---------- Data provided ----------

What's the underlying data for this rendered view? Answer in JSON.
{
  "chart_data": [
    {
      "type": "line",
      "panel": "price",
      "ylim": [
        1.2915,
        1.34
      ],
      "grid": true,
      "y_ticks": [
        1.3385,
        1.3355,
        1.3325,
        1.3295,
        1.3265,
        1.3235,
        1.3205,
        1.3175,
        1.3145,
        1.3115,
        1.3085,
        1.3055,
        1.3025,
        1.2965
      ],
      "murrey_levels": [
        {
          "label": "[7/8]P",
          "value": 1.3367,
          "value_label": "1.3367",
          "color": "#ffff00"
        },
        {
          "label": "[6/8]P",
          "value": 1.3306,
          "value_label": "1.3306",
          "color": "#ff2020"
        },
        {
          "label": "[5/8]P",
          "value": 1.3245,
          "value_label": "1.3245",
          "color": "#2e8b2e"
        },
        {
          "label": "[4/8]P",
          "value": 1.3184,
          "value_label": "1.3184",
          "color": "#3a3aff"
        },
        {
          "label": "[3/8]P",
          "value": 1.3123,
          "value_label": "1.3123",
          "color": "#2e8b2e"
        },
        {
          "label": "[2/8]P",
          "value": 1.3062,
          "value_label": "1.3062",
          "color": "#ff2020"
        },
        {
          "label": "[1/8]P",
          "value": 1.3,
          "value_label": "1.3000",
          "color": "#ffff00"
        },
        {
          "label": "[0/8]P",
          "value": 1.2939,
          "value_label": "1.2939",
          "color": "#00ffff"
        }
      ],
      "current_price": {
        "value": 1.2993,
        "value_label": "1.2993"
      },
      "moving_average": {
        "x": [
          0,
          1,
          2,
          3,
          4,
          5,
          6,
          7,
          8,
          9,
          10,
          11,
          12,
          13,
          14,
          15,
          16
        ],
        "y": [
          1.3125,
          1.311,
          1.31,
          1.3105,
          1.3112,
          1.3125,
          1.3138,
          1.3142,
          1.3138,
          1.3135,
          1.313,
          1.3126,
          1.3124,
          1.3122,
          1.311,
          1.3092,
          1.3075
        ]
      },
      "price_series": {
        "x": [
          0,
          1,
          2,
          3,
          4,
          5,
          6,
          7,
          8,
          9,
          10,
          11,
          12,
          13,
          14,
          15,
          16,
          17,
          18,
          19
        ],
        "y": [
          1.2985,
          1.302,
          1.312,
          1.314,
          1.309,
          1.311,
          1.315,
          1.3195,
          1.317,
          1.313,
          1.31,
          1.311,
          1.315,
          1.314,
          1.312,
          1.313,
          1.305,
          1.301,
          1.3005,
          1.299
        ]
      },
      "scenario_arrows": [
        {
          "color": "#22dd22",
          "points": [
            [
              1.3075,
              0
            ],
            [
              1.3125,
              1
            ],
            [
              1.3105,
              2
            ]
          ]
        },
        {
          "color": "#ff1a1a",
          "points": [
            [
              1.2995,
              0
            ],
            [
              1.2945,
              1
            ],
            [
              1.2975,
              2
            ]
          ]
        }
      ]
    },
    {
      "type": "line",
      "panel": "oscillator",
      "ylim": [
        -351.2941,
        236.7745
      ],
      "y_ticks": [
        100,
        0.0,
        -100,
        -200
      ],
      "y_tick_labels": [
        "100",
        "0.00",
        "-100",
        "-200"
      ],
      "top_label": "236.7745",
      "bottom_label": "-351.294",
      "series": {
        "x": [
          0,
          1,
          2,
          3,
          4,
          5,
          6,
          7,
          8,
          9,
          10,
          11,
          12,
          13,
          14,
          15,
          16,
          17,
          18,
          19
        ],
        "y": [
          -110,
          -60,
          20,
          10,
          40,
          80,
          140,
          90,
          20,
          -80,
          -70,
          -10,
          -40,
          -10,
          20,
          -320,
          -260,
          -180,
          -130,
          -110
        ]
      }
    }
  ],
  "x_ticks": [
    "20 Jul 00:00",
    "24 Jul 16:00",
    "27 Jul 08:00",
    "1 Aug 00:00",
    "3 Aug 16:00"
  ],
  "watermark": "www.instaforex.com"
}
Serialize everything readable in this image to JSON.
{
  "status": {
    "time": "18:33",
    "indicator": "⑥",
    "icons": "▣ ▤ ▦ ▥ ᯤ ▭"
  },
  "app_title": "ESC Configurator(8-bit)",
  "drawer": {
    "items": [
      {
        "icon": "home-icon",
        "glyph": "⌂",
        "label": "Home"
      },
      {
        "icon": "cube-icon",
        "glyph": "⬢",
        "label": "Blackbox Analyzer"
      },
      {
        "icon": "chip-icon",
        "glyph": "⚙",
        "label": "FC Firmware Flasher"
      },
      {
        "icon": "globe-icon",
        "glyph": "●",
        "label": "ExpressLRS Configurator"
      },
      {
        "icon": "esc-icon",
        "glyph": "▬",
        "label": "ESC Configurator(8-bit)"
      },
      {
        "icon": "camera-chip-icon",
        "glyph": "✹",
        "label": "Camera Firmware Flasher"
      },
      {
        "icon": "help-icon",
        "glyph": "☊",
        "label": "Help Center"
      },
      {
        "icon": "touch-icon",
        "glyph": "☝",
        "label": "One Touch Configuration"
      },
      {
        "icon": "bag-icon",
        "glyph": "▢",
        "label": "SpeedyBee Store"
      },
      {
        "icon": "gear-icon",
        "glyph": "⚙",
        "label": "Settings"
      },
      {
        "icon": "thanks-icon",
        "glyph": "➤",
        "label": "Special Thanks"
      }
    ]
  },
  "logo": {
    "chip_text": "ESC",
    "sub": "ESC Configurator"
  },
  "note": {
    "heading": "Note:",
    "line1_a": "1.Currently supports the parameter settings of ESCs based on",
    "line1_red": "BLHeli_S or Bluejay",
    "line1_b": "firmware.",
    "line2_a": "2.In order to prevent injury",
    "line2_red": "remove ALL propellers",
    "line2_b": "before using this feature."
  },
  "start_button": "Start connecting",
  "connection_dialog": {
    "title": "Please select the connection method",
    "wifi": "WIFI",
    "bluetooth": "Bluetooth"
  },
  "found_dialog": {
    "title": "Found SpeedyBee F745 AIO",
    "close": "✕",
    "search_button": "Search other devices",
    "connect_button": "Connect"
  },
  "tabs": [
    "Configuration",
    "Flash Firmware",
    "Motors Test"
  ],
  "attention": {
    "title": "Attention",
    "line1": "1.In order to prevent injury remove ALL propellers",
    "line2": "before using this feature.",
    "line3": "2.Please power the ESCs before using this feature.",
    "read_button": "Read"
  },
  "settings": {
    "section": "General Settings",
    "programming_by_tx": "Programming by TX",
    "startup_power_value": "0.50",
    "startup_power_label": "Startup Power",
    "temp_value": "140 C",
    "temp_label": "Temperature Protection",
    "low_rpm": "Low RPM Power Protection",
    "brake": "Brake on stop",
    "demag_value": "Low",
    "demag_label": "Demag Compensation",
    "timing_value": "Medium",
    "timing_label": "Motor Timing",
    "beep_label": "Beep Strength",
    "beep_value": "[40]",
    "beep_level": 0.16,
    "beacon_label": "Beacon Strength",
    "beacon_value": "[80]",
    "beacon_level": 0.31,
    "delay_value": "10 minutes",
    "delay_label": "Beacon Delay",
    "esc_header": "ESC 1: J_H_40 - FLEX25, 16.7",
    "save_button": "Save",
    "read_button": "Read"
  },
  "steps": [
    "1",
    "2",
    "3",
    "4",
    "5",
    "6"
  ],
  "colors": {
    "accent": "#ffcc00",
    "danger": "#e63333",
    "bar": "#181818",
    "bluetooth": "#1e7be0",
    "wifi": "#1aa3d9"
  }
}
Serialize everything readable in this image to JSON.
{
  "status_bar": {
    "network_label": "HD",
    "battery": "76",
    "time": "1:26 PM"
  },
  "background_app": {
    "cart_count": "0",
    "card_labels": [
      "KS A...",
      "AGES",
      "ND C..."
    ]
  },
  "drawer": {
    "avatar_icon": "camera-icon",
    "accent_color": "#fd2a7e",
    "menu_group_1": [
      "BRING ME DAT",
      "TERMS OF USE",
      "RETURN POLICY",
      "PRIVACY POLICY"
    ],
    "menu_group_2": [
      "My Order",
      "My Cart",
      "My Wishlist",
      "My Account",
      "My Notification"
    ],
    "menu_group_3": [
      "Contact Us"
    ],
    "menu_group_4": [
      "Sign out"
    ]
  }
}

----------

* Stated problem
Write out every line of the listing that holds the word "injury".

* Full solution
    "line2_a": "2.In order to prevent injury",
    "line1": "1.In order to prevent injury remove ALL propellers",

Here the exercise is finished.